EXERCISE TASK
Each record below should be output verbatim, without pictures.

(Dataset records)
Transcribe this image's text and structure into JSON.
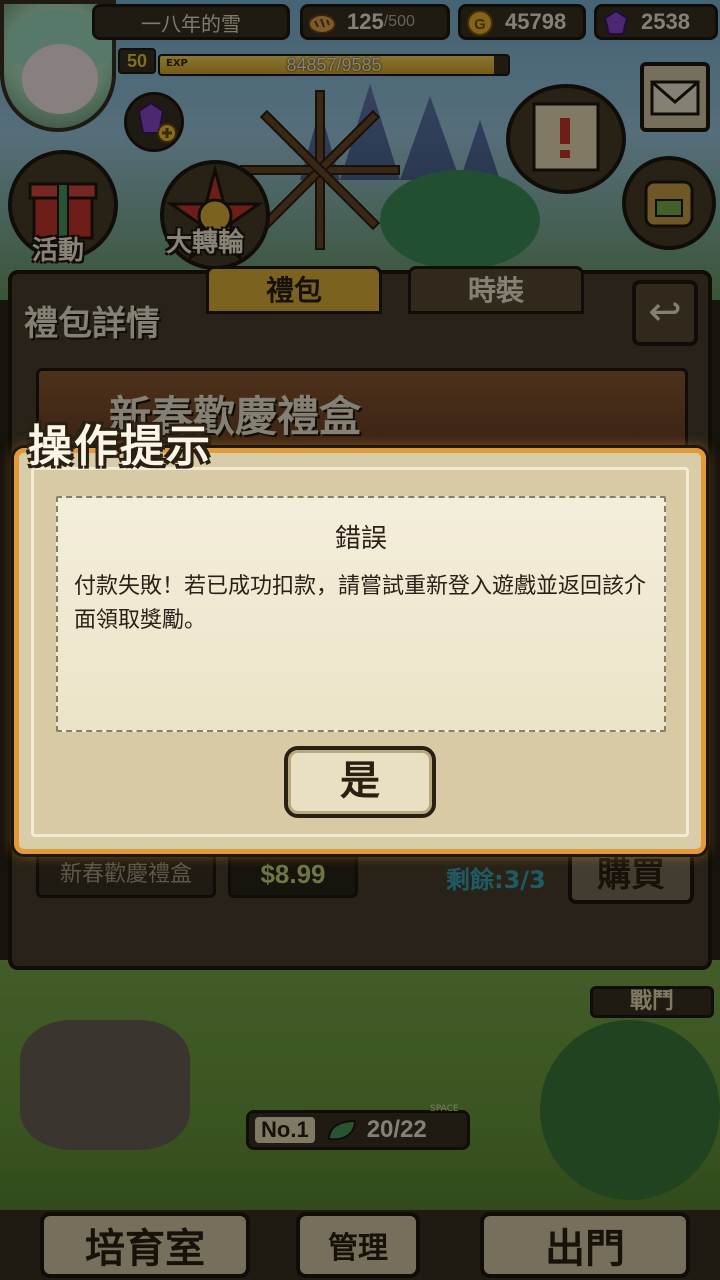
{
  "player": {
    "name": "一八年的雪",
    "level": "50",
    "exp_label": "EXP",
    "exp_text": "84857/9585",
    "exp_progress": 0.96
  },
  "resources": {
    "stamina_value": "125",
    "stamina_max": "/500",
    "gold": "45798",
    "gems": "2538"
  },
  "side_buttons": {
    "event_label": "活動",
    "wheel_label": "大轉輪"
  },
  "panel": {
    "title": "禮包詳情",
    "tabs": [
      "禮包",
      "時裝"
    ],
    "banner_title": "新春歡慶禮盒",
    "item_name": "新春歡慶禮盒",
    "item_price": "$8.99",
    "item_remaining": "剩餘:3/3",
    "buy_label": "購買"
  },
  "bottom": {
    "nursery_label": "培育室",
    "manage_label": "管理",
    "go_out_label": "出門",
    "battle_label": "戰鬥",
    "rank_prefix": "No.",
    "rank_value": "1",
    "space_tag": "SPACE",
    "space_text": "20/22"
  },
  "dialog": {
    "title": "操作提示",
    "heading": "錯誤",
    "message": "付款失敗！若已成功扣款，請嘗試重新登入遊戲並返回該介面領取獎勵。",
    "confirm_label": "是"
  },
  "colors": {
    "dialog_border": "#e39a3a",
    "price": "#c8d87a",
    "remaining": "#3aa6b8",
    "exp_fill": "#d9a526"
  }
}
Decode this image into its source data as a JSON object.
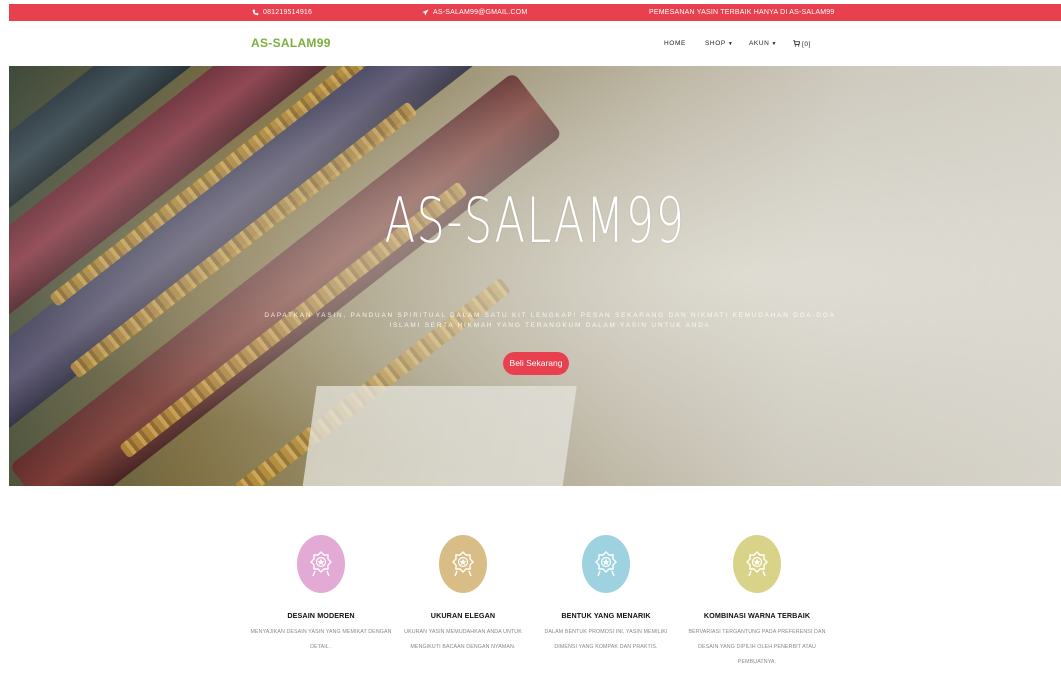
{
  "topbar": {
    "phone": "081219514916",
    "email": "AS-SALAM99@GMAIL.COM",
    "promo": "PEMESANAN YASIN TERBAIK HANYA DI AS-SALAM99",
    "bg_color": "#e8404f",
    "phone_icon": "phone-icon",
    "email_icon": "paper-plane-icon"
  },
  "header": {
    "logo": "AS-SALAM99",
    "logo_color": "#7cae3f",
    "nav": {
      "home": "HOME",
      "shop": "SHOP",
      "akun": "AKUN",
      "cart": "[0]"
    },
    "cart_icon": "cart-icon",
    "dropdown_icon": "caret-down-icon"
  },
  "hero": {
    "title": "AS-SALAM99",
    "subtitle": "DAPATKAN YASIN, PANDUAN SPIRITUAL DALAM SATU KIT LENGKAP! PESAN SEKARANG DAN NIKMATI KEMUDAHAN DOA-DOA ISLAMI SERTA HIKMAH YANG TERANGKUM DALAM YASIN UNTUK ANDA",
    "button": "Beli Sekarang",
    "button_color": "#e8404f"
  },
  "features": [
    {
      "title": "DESAIN MODEREN",
      "description": "MENYAJIKAN DESAIN YASIN YANG MEMIKAT DENGAN DETAIL .",
      "badge_color": "#e2aad4",
      "icon": "badge-emblem-icon"
    },
    {
      "title": "UKURAN ELEGAN",
      "description": "UKURAN YASIN MEMUDAHKAN ANDA UNTUK MENGIKUTI BACAAN DENGAN NYAMAN.",
      "badge_color": "#d9bd86",
      "icon": "badge-emblem-icon"
    },
    {
      "title": "BENTUK YANG MENARIK",
      "description": "DALAM BENTUK PROMOSI INI, YASIN MEMILIKI DIMENSI YANG KOMPAK DAN PRAKTIS.",
      "badge_color": "#9fd2e0",
      "icon": "badge-emblem-icon"
    },
    {
      "title": "KOMBINASI WARNA TERBAIK",
      "description": "BERVARIASI TERGANTUNG PADA PREFERENSI DAN DESAIN YANG DIPILIH OLEH PENERBIT ATAU PEMBUATNYA.",
      "badge_color": "#d9d38a",
      "icon": "badge-emblem-icon"
    }
  ]
}
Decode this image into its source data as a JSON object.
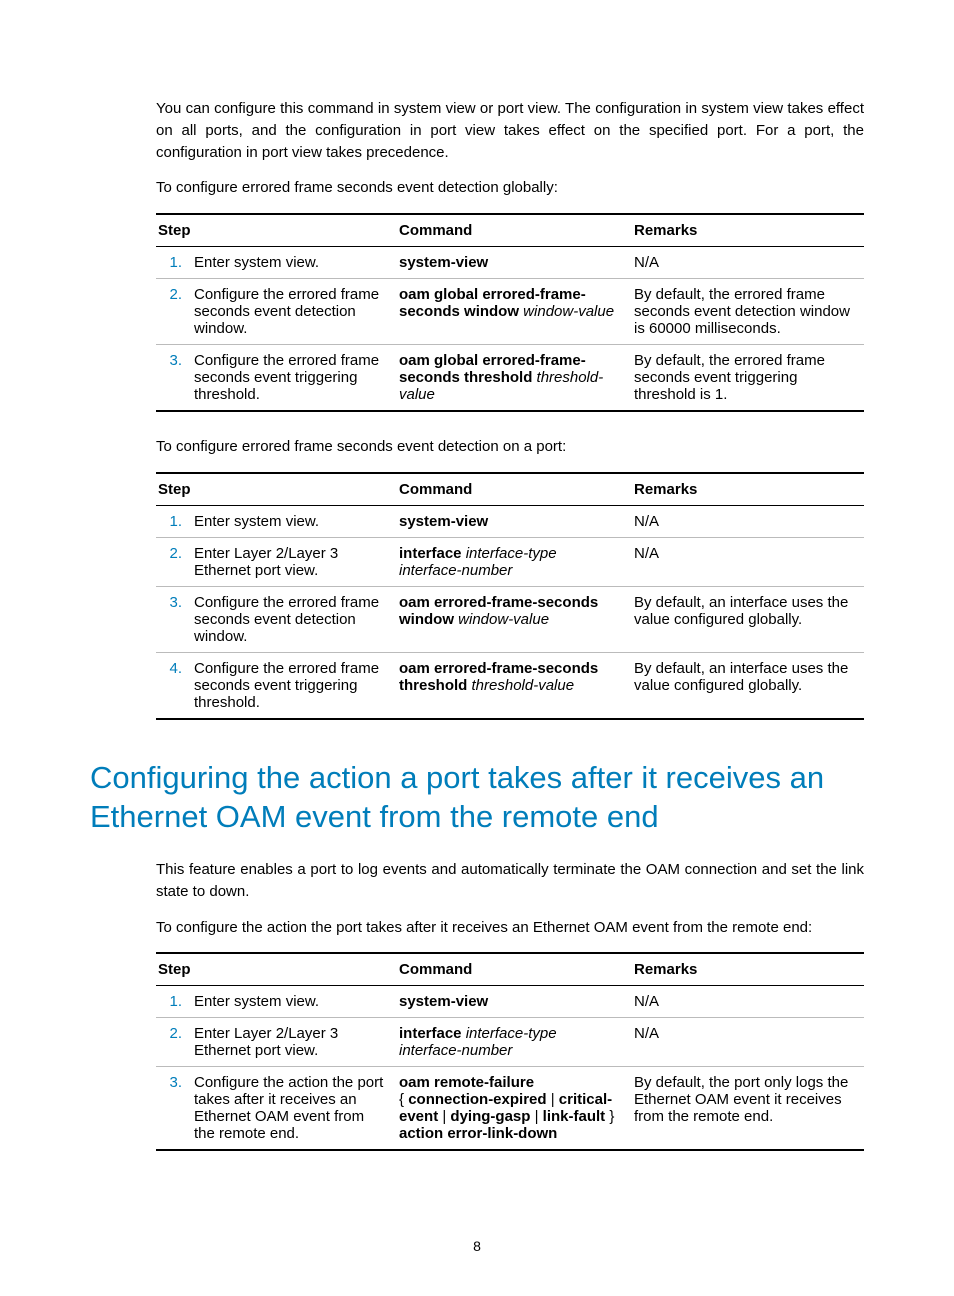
{
  "para1": "You can configure this command in system view or port view. The configuration in system view takes effect on all ports, and the configuration in port view takes effect on the specified port. For a port, the configuration in port view takes precedence.",
  "para2": "To configure errored frame seconds event detection globally:",
  "para3": "To configure errored frame seconds event detection on a port:",
  "heading": "Configuring the action a port takes after it receives an Ethernet OAM event from the remote end",
  "para4": "This feature enables a port to log events and automatically terminate the OAM connection and set the link state to down.",
  "para5": "To configure the action the port takes after it receives an Ethernet OAM event from the remote end:",
  "headers": {
    "step": "Step",
    "command": "Command",
    "remarks": "Remarks"
  },
  "t1": {
    "r1": {
      "n": "1.",
      "step": "Enter system view.",
      "cmd_b": "system-view",
      "rem": "N/A"
    },
    "r2": {
      "n": "2.",
      "step": "Configure the errored frame seconds event detection window.",
      "cmd_b1": "oam global errored-frame-seconds window",
      "cmd_i1": " window-value",
      "rem": "By default, the errored frame seconds event detection window is 60000 milliseconds."
    },
    "r3": {
      "n": "3.",
      "step": "Configure the errored frame seconds event triggering threshold.",
      "cmd_b1": "oam global errored-frame-seconds threshold",
      "cmd_i1": " threshold-value",
      "rem": "By default, the errored frame seconds event triggering threshold is 1."
    }
  },
  "t2": {
    "r1": {
      "n": "1.",
      "step": "Enter system view.",
      "cmd_b": "system-view",
      "rem": "N/A"
    },
    "r2": {
      "n": "2.",
      "step": "Enter Layer 2/Layer 3 Ethernet port view.",
      "cmd_b1": "interface",
      "cmd_i1": " interface-type interface-number",
      "rem": "N/A"
    },
    "r3": {
      "n": "3.",
      "step": "Configure the errored frame seconds event detection window.",
      "cmd_b1": "oam errored-frame-seconds window",
      "cmd_i1": " window-value",
      "rem": "By default, an interface uses the value configured globally."
    },
    "r4": {
      "n": "4.",
      "step": "Configure the errored frame seconds event triggering threshold.",
      "cmd_b1": "oam errored-frame-seconds threshold",
      "cmd_i1": " threshold-value",
      "rem": "By default, an interface uses the value configured globally."
    }
  },
  "t3": {
    "r1": {
      "n": "1.",
      "step": "Enter system view.",
      "cmd_b": "system-view",
      "rem": "N/A"
    },
    "r2": {
      "n": "2.",
      "step": "Enter Layer 2/Layer 3 Ethernet port view.",
      "cmd_b1": "interface",
      "cmd_i1": " interface-type interface-number",
      "rem": "N/A"
    },
    "r3": {
      "n": "3.",
      "step": "Configure the action the port takes after it receives an Ethernet OAM event from the remote end.",
      "cmd_b1": "oam remote-failure",
      "cmd_plain_open": " { ",
      "cmd_b2": "connection-expired",
      "cmd_sep1": " | ",
      "cmd_b3": "critical-event",
      "cmd_sep2": " | ",
      "cmd_b4": "dying-gasp",
      "cmd_sep3": " | ",
      "cmd_b5": "link-fault",
      "cmd_plain_close": " } ",
      "cmd_b6": "action error-link-down",
      "rem": "By default, the port only logs the Ethernet OAM event it receives from the remote end."
    }
  },
  "pagenum": "8"
}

COMPLETED EXERCISE
Transcribe this image's text and structure into JSON.
{
  "player": {
    "name": "一八年的雪",
    "level": "50",
    "exp_label": "EXP",
    "exp_text": "84857/9585",
    "exp_progress": 0.96
  },
  "resources": {
    "stamina_value": "125",
    "stamina_max": "/500",
    "gold": "45798",
    "gems": "2538"
  },
  "side_buttons": {
    "event_label": "活動",
    "wheel_label": "大轉輪"
  },
  "panel": {
    "title": "禮包詳情",
    "tabs": [
      "禮包",
      "時裝"
    ],
    "banner_title": "新春歡慶禮盒",
    "item_name": "新春歡慶禮盒",
    "item_price": "$8.99",
    "item_remaining": "剩餘:3/3",
    "buy_label": "購買"
  },
  "bottom": {
    "nursery_label": "培育室",
    "manage_label": "管理",
    "go_out_label": "出門",
    "battle_label": "戰鬥",
    "rank_prefix": "No.",
    "rank_value": "1",
    "space_tag": "SPACE",
    "space_text": "20/22"
  },
  "dialog": {
    "title": "操作提示",
    "heading": "錯誤",
    "message": "付款失敗！若已成功扣款，請嘗試重新登入遊戲並返回該介面領取獎勵。",
    "confirm_label": "是"
  },
  "colors": {
    "dialog_border": "#e39a3a",
    "price": "#c8d87a",
    "remaining": "#3aa6b8",
    "exp_fill": "#d9a526"
  }
}
Decode this image into its source data as a JSON object.
{
  "topbar": {
    "phone": "081219514916",
    "email": "AS-SALAM99@GMAIL.COM",
    "promo": "PEMESANAN YASIN TERBAIK HANYA DI AS-SALAM99",
    "bg_color": "#e8404f",
    "phone_icon": "phone-icon",
    "email_icon": "paper-plane-icon"
  },
  "header": {
    "logo": "AS-SALAM99",
    "logo_color": "#7cae3f",
    "nav": {
      "home": "HOME",
      "shop": "SHOP",
      "akun": "AKUN",
      "cart": "[0]"
    },
    "cart_icon": "cart-icon",
    "dropdown_icon": "caret-down-icon"
  },
  "hero": {
    "title": "AS-SALAM99",
    "subtitle": "DAPATKAN YASIN, PANDUAN SPIRITUAL DALAM SATU KIT LENGKAP! PESAN SEKARANG DAN NIKMATI KEMUDAHAN DOA-DOA ISLAMI SERTA HIKMAH YANG TERANGKUM DALAM YASIN UNTUK ANDA",
    "button": "Beli Sekarang",
    "button_color": "#e8404f"
  },
  "features": [
    {
      "title": "DESAIN MODEREN",
      "description": "MENYAJIKAN DESAIN YASIN YANG MEMIKAT DENGAN DETAIL .",
      "badge_color": "#e2aad4",
      "icon": "badge-emblem-icon"
    },
    {
      "title": "UKURAN ELEGAN",
      "description": "UKURAN YASIN MEMUDAHKAN ANDA UNTUK MENGIKUTI BACAAN DENGAN NYAMAN.",
      "badge_color": "#d9bd86",
      "icon": "badge-emblem-icon"
    },
    {
      "title": "BENTUK YANG MENARIK",
      "description": "DALAM BENTUK PROMOSI INI, YASIN MEMILIKI DIMENSI YANG KOMPAK DAN PRAKTIS.",
      "badge_color": "#9fd2e0",
      "icon": "badge-emblem-icon"
    },
    {
      "title": "KOMBINASI WARNA TERBAIK",
      "description": "BERVARIASI TERGANTUNG PADA PREFERENSI DAN DESAIN YANG DIPILIH OLEH PENERBIT ATAU PEMBUATNYA.",
      "badge_color": "#d9d38a",
      "icon": "badge-emblem-icon"
    }
  ]
}
Decode this image into its source data as a JSON object.
{
  "para1": "You can configure this command in system view or port view. The configuration in system view takes effect on all ports, and the configuration in port view takes effect on the specified port. For a port, the configuration in port view takes precedence.",
  "para2": "To configure errored frame seconds event detection globally:",
  "para3": "To configure errored frame seconds event detection on a port:",
  "heading": "Configuring the action a port takes after it receives an Ethernet OAM event from the remote end",
  "para4": "This feature enables a port to log events and automatically terminate the OAM connection and set the link state to down.",
  "para5": "To configure the action the port takes after it receives an Ethernet OAM event from the remote end:",
  "headers": {
    "step": "Step",
    "command": "Command",
    "remarks": "Remarks"
  },
  "t1": {
    "r1": {
      "n": "1.",
      "step": "Enter system view.",
      "cmd_b": "system-view",
      "rem": "N/A"
    },
    "r2": {
      "n": "2.",
      "step": "Configure the errored frame seconds event detection window.",
      "cmd_b1": "oam global errored-frame-seconds window",
      "cmd_i1": " window-value",
      "rem": "By default, the errored frame seconds event detection window is 60000 milliseconds."
    },
    "r3": {
      "n": "3.",
      "step": "Configure the errored frame seconds event triggering threshold.",
      "cmd_b1": "oam global errored-frame-seconds threshold",
      "cmd_i1": " threshold-value",
      "rem": "By default, the errored frame seconds event triggering threshold is 1."
    }
  },
  "t2": {
    "r1": {
      "n": "1.",
      "step": "Enter system view.",
      "cmd_b": "system-view",
      "rem": "N/A"
    },
    "r2": {
      "n": "2.",
      "step": "Enter Layer 2/Layer 3 Ethernet port view.",
      "cmd_b1": "interface",
      "cmd_i1": " interface-type interface-number",
      "rem": "N/A"
    },
    "r3": {
      "n": "3.",
      "step": "Configure the errored frame seconds event detection window.",
      "cmd_b1": "oam errored-frame-seconds window",
      "cmd_i1": " window-value",
      "rem": "By default, an interface uses the value configured globally."
    },
    "r4": {
      "n": "4.",
      "step": "Configure the errored frame seconds event triggering threshold.",
      "cmd_b1": "oam errored-frame-seconds threshold",
      "cmd_i1": " threshold-value",
      "rem": "By default, an interface uses the value configured globally."
    }
  },
  "t3": {
    "r1": {
      "n": "1.",
      "step": "Enter system view.",
      "cmd_b": "system-view",
      "rem": "N/A"
    },
    "r2": {
      "n": "2.",
      "step": "Enter Layer 2/Layer 3 Ethernet port view.",
      "cmd_b1": "interface",
      "cmd_i1": " interface-type interface-number",
      "rem": "N/A"
    },
    "r3": {
      "n": "3.",
      "step": "Configure the action the port takes after it receives an Ethernet OAM event from the remote end.",
      "cmd_b1": "oam remote-failure",
      "cmd_plain_open": " { ",
      "cmd_b2": "connection-expired",
      "cmd_sep1": " | ",
      "cmd_b3": "critical-event",
      "cmd_sep2": " | ",
      "cmd_b4": "dying-gasp",
      "cmd_sep3": " | ",
      "cmd_b5": "link-fault",
      "cmd_plain_close": " } ",
      "cmd_b6": "action error-link-down",
      "rem": "By default, the port only logs the Ethernet OAM event it receives from the remote end."
    }
  },
  "pagenum": "8"
}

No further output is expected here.